==== SUPPLIED TEXT ====
Efficient Diffusion Transformer Policies with Mixture of Expert Denoisers for Multitask Learning

Moritz Reuss1, Jyothish Pari1, Pulkit Agrawal2, Rudolf Lioutikov1
1Intuitive Robots Lab, KIT 2MIT CSAIL
Paper Code Weights

Abstract

Diffusion Policies have become widely used in Imitation Learning, offering several appealing properties, such as generating multimodal and discontinuous behavior. As models are becoming larger to capture more complex capabilities, their computational demands increase, as shown by recent scaling laws. Therefore, continuing with the current architectures will present a computational roadblock. To address this gap, we propose Mixture-of-Denoising Experts (MoDE) as a novel policy for Imitation Learning. MoDE surpasses current state-of-the-art Transformer-based Diffusion Policies while enabling parameter-efficient scaling through sparse experts and noise-conditioned routing, reducing both active parameters by $40\%$ and inference costs by $90\%$ via expert caching. Our architecture combines this efficient scaling with noise-conditioned self-attention mechanism, enabling more effective denoising across different noise levels. MoDE achieves state-of-the-art performance on 134 tasks in four established imitation learning benchmarks (CALVIN and LIBERO). Notably, by pretraining MoDE on diverse robotics data, we achieve 4.01 on CALVIN ABC and 0.95 on LIBERO-90. It surpasses both CNN-based and Transformer Diffusion Policies by an average of $57\%$ across 4 benchmarks, while using 90% fewer FLOPs and fewer active parameters compared to default Diffusion Transformer architectures. Furthermore, we conduct comprehensive ablations on MoDE's components, providing insights for designing efficient and scalable Transformer architectures for Diffusion Policies.
====
WHAT TO DO.
A – Rewrite the paragraph of the MoDE paper page that begins "Diffusion Policies have become widely used" as a short bulleted list that keeps its main facts.
B – Carry the MoDE paper page forward from its final sentence with a few more paragraphs.
==== RECORDS SUPPLIED ====
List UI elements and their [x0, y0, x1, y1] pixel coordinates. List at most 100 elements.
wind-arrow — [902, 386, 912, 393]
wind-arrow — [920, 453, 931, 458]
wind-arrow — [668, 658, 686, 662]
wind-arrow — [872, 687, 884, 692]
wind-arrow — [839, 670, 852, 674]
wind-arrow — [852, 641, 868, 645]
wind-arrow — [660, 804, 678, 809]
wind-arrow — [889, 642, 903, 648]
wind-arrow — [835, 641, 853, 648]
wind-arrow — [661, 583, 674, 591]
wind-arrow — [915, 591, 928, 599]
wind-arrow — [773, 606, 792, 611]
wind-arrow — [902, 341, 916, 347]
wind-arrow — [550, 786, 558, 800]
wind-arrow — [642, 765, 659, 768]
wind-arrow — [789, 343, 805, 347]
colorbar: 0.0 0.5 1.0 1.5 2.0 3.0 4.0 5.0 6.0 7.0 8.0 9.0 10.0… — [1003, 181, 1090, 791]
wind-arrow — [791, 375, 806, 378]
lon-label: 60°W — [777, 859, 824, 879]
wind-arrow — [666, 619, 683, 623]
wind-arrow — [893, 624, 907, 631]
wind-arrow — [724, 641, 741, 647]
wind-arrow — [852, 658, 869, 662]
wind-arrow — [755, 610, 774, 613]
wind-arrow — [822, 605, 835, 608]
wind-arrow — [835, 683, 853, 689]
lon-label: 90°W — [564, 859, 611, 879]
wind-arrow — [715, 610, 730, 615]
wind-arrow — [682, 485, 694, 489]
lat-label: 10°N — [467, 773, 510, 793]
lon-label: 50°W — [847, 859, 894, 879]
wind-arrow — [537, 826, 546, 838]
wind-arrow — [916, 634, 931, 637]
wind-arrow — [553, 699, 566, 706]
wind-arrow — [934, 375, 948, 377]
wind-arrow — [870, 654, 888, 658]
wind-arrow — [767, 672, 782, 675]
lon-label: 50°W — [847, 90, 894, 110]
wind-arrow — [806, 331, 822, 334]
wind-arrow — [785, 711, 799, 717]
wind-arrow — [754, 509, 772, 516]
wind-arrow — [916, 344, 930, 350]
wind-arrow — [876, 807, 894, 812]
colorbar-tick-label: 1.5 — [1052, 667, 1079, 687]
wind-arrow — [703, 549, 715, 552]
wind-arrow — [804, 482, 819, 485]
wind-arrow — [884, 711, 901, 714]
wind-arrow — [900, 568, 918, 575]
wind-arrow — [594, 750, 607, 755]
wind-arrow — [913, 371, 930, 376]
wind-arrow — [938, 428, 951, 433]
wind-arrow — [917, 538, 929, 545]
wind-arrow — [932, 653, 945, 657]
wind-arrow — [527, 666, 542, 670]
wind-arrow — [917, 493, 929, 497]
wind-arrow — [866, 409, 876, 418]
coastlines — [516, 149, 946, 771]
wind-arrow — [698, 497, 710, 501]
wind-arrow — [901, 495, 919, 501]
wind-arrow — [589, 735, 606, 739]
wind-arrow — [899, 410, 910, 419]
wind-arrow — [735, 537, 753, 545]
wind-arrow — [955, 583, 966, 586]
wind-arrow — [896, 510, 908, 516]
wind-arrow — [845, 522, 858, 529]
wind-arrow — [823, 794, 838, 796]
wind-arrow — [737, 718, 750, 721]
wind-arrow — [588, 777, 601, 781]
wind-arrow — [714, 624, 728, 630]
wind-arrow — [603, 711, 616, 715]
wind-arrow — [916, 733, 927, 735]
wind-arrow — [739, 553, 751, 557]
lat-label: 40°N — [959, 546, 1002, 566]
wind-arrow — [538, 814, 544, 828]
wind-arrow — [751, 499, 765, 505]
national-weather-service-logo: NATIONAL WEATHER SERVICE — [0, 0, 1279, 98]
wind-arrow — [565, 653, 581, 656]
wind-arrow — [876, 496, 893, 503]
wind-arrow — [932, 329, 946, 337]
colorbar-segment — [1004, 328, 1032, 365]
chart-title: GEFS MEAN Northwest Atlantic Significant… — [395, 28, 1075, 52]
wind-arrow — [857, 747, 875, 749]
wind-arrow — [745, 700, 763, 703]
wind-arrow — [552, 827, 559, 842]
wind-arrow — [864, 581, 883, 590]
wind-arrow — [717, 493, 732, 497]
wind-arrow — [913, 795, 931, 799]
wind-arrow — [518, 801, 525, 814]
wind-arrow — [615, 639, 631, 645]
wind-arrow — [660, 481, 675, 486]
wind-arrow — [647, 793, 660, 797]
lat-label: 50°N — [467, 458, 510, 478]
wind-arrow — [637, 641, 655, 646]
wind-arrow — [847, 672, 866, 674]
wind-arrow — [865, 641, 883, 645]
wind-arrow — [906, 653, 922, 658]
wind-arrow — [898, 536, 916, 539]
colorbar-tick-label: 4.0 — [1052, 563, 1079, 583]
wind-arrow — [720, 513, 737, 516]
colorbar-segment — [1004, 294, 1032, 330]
====
ANSWERS FOR THIS EXERCISE.
A –
- Diffusion Policies are widely used in Imitation Learning because they can generate multimodal and discontinuous behavior, but larger models raise computational demands. Staying with current architectures will hit a computational roadblock.
- The authors propose Mixture-of-Denoising Experts (MoDE), a new Imitation Learning policy that beats state-of-the-art Transformer-based Diffusion Policies.
- Sparse experts and noise-conditioned routing give parameter-efficient scaling. This cuts active parameters by 40% and, through expert caching, inference costs by 90%.
- A noise-conditioned self-attention mechanism makes denoising more effective across noise levels.
- MoDE reaches state-of-the-art performance on 134 tasks in four benchmarks (CALVIN and LIBERO). With pretraining on diverse robotics data, it scores 4.01 on CALVIN ABC and 0.95 on LIBERO-90.
- It outperforms CNN-based and Transformer Diffusion Policies by an average of 57% across 4 benchmarks, using 90% fewer FLOPs and fewer active parameters than default Diffusion Transformer architectures.
- Ablations of MoDE's components offer insights for designing efficient, scalable Transformer architectures for Diffusion Policies.

B –
Method Overview

MoDE

MoDE uses a transformer with causal masking from top to bottom. Each transformer block uses noise-conditional self-attention and is followed by a noise-conditioned router, that distributes tokens to specialized expert models conditioned on the current noise level. Each expert is a simple MLP with Swish-GLU activation.

Mixture-of-Experts for Enhanced Efficiency in Diffusion Policies

The Mixture-of-Denoising Experts (MoDE) policy presents a groundbreaking approach for handling the high computational cost in imitation learning diffusion policies. Traditional diffusion models require vast computational resources, making them less feasible for real-time robotics. MoDE addresses this limitation by utilizing a sparse mixture-of-experts (MoE) model, where only a subset of experts is activated based on the noise level in each stage of the denoising process. This selective activation significantly reduces the model’s active parameters and floating-point operations (FLOPs), lowering inference costs by 40% compared to conventional transformer-based diffusion policies. This advance makes MoDE not only a powerful tool for complex imitation learning tasks but also a computationally efficient choice for real-world applications requiring high-speed decision-making, such as robotics​.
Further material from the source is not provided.